(Dataset listings of figures)
>> BEGIN

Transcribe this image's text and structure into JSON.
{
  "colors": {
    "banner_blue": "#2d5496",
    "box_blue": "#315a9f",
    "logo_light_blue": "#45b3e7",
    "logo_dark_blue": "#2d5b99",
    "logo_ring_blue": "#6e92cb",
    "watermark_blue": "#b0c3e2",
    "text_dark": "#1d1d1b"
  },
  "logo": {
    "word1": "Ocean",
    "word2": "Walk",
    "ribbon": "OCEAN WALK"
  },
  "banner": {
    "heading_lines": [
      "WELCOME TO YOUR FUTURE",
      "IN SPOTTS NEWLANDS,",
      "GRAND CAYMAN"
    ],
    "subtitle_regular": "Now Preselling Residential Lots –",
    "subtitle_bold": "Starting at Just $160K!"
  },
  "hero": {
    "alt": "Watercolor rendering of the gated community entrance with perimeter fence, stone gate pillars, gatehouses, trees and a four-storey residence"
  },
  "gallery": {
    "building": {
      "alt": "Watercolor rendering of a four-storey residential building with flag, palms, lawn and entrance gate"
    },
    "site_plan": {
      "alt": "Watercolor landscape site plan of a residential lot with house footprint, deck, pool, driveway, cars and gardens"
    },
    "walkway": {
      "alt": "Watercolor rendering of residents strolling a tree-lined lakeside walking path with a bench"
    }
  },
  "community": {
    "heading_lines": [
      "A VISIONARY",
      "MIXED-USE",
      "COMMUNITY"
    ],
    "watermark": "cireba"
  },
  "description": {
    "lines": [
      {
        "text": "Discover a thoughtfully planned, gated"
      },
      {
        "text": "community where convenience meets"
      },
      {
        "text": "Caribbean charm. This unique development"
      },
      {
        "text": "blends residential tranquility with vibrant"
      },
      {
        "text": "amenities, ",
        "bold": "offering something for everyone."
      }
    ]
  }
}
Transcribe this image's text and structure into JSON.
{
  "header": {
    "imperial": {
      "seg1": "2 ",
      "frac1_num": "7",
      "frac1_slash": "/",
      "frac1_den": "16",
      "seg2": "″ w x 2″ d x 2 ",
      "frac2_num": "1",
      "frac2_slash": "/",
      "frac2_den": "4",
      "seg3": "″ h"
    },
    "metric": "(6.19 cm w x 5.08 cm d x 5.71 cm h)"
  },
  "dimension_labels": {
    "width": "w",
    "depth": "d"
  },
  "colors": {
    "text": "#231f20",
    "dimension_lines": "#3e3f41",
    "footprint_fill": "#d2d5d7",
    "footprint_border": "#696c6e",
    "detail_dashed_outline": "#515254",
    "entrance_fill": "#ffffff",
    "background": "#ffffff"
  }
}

>> END

Short problem
Lines that hold the word "ffffff" are the ones to return, every one of them.

The response
    "entrance_fill": "#ffffff",
    "background": "#ffffff"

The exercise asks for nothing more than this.